Extracted material:
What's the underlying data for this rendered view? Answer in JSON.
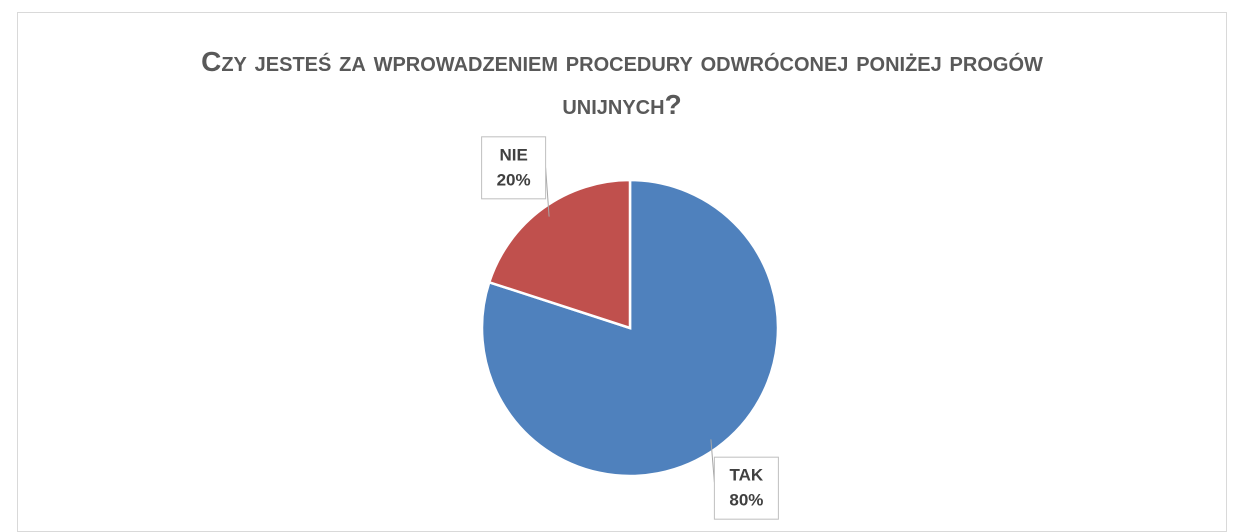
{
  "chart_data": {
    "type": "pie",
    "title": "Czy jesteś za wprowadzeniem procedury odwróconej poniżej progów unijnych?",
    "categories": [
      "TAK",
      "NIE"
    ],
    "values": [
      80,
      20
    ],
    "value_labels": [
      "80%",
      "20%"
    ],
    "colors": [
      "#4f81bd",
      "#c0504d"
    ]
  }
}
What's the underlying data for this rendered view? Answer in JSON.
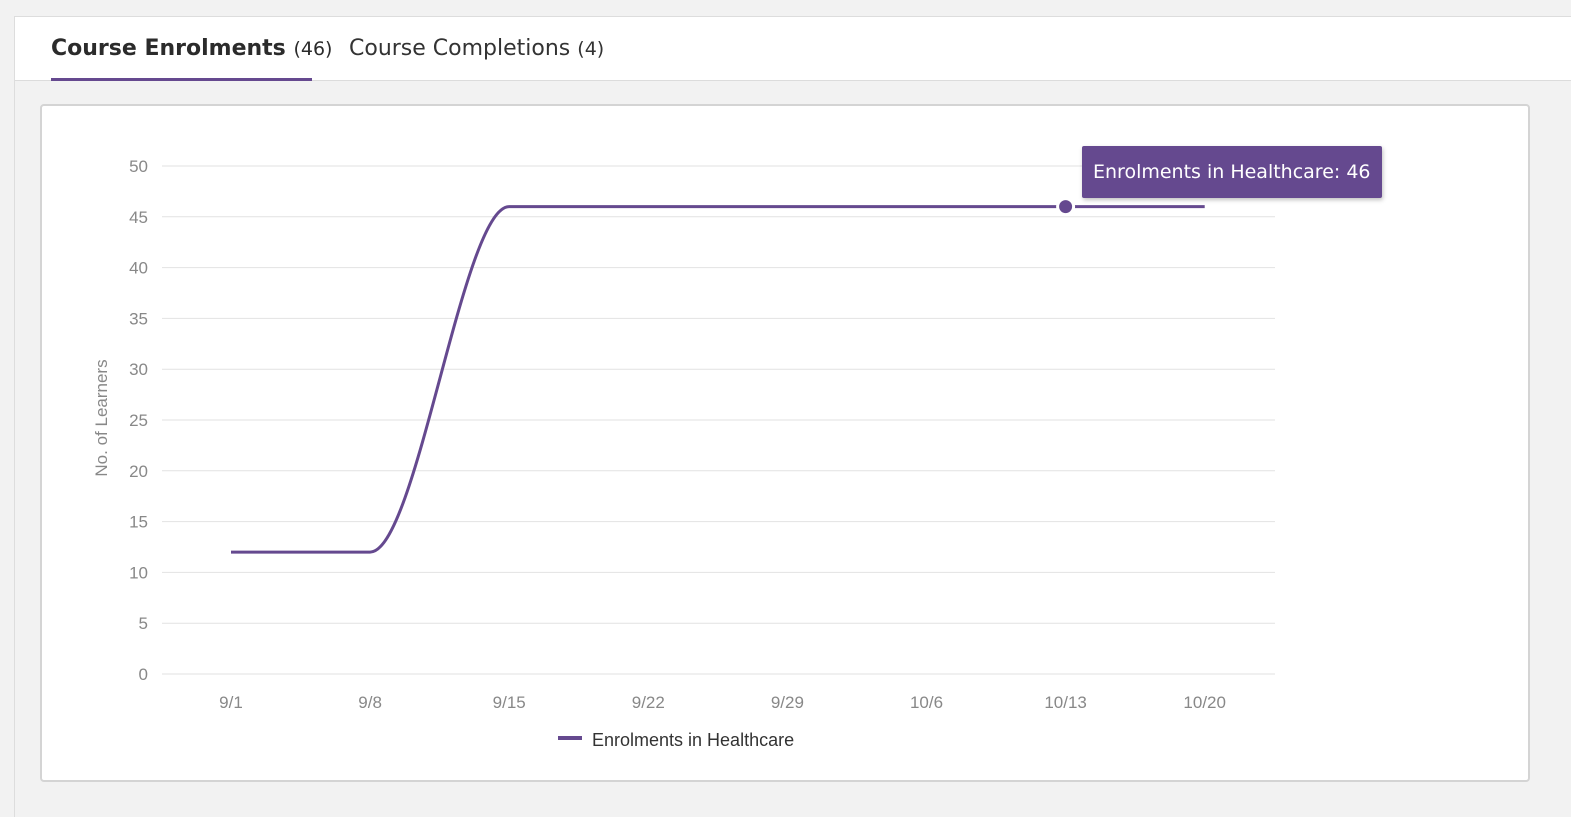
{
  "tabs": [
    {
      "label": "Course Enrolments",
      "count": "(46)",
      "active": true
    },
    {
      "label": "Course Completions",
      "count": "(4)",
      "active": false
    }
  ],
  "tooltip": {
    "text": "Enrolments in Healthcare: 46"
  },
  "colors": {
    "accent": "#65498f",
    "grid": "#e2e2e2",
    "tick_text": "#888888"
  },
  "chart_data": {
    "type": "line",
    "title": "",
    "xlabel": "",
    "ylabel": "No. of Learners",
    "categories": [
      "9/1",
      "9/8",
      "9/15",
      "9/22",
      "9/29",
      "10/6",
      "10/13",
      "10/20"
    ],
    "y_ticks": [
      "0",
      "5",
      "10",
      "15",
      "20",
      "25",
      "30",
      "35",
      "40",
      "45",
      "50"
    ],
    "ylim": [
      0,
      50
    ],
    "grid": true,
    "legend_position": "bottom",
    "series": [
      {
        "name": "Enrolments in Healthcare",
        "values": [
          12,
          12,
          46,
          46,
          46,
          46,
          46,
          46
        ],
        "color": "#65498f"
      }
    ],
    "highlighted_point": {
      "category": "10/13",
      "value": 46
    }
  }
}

Short problem:
In your copy, repeat each record exactly and include no pictures.

Result:
What's the underlying data for this rendered view? Answer in JSON.
{
  "chart_data": {
    "type": "pie",
    "title": "Czy jesteś za wprowadzeniem procedury odwróconej poniżej progów unijnych?",
    "categories": [
      "TAK",
      "NIE"
    ],
    "values": [
      80,
      20
    ],
    "value_labels": [
      "80%",
      "20%"
    ],
    "colors": [
      "#4f81bd",
      "#c0504d"
    ]
  }
}
What's the underlying data for this rendered view? Answer in JSON.
{
  "tabs": [
    {
      "label": "Course Enrolments",
      "count": "(46)",
      "active": true
    },
    {
      "label": "Course Completions",
      "count": "(4)",
      "active": false
    }
  ],
  "tooltip": {
    "text": "Enrolments in Healthcare: 46"
  },
  "colors": {
    "accent": "#65498f",
    "grid": "#e2e2e2",
    "tick_text": "#888888"
  },
  "chart_data": {
    "type": "line",
    "title": "",
    "xlabel": "",
    "ylabel": "No. of Learners",
    "categories": [
      "9/1",
      "9/8",
      "9/15",
      "9/22",
      "9/29",
      "10/6",
      "10/13",
      "10/20"
    ],
    "y_ticks": [
      "0",
      "5",
      "10",
      "15",
      "20",
      "25",
      "30",
      "35",
      "40",
      "45",
      "50"
    ],
    "ylim": [
      0,
      50
    ],
    "grid": true,
    "legend_position": "bottom",
    "series": [
      {
        "name": "Enrolments in Healthcare",
        "values": [
          12,
          12,
          46,
          46,
          46,
          46,
          46,
          46
        ],
        "color": "#65498f"
      }
    ],
    "highlighted_point": {
      "category": "10/13",
      "value": 46
    }
  }
}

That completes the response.